Stored data entries
■ ■ ■

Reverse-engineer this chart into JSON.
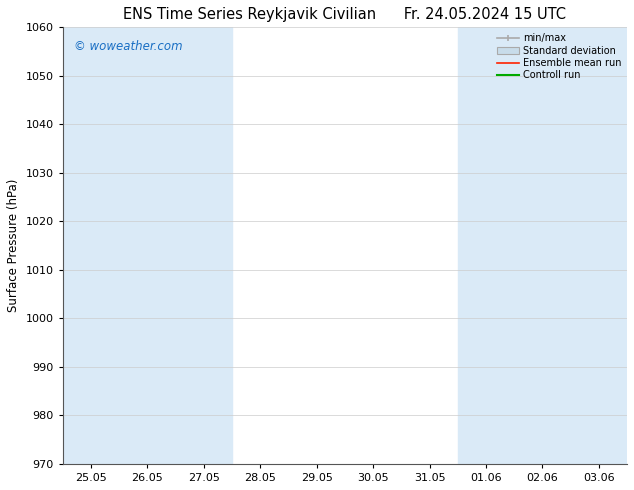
{
  "title": "ENS Time Series Reykjavik Civilian",
  "title_right": "Fr. 24.05.2024 15 UTC",
  "ylabel": "Surface Pressure (hPa)",
  "ylim": [
    970,
    1060
  ],
  "yticks": [
    970,
    980,
    990,
    1000,
    1010,
    1020,
    1030,
    1040,
    1050,
    1060
  ],
  "xtick_labels": [
    "25.05",
    "26.05",
    "27.05",
    "28.05",
    "29.05",
    "30.05",
    "31.05",
    "01.06",
    "02.06",
    "03.06"
  ],
  "x_positions": [
    0,
    1,
    2,
    3,
    4,
    5,
    6,
    7,
    8,
    9
  ],
  "band_color": "#daeaf7",
  "background_color": "#ffffff",
  "watermark_text": "© woweather.com",
  "watermark_color": "#1a6fc4",
  "legend_entries": [
    "min/max",
    "Standard deviation",
    "Ensemble mean run",
    "Controll run"
  ],
  "legend_colors": [
    "#aaaaaa",
    "#c8d8e8",
    "#ff0000",
    "#00aa00"
  ],
  "title_fontsize": 10.5,
  "axis_fontsize": 8.5,
  "tick_fontsize": 8
}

■ ■ ■

> Description of the task
Exclude the pictures, and transcribe all of the material exactly.

> Solution to the problem
Reverse-engineer this chart into JSON.
{
  "title": "ENS Time Series Reykjavik Civilian",
  "title_right": "Fr. 24.05.2024 15 UTC",
  "ylabel": "Surface Pressure (hPa)",
  "ylim": [
    970,
    1060
  ],
  "yticks": [
    970,
    980,
    990,
    1000,
    1010,
    1020,
    1030,
    1040,
    1050,
    1060
  ],
  "xtick_labels": [
    "25.05",
    "26.05",
    "27.05",
    "28.05",
    "29.05",
    "30.05",
    "31.05",
    "01.06",
    "02.06",
    "03.06"
  ],
  "x_positions": [
    0,
    1,
    2,
    3,
    4,
    5,
    6,
    7,
    8,
    9
  ],
  "band_color": "#daeaf7",
  "background_color": "#ffffff",
  "watermark_text": "© woweather.com",
  "watermark_color": "#1a6fc4",
  "legend_entries": [
    "min/max",
    "Standard deviation",
    "Ensemble mean run",
    "Controll run"
  ],
  "legend_colors": [
    "#aaaaaa",
    "#c8d8e8",
    "#ff0000",
    "#00aa00"
  ],
  "title_fontsize": 10.5,
  "axis_fontsize": 8.5,
  "tick_fontsize": 8
}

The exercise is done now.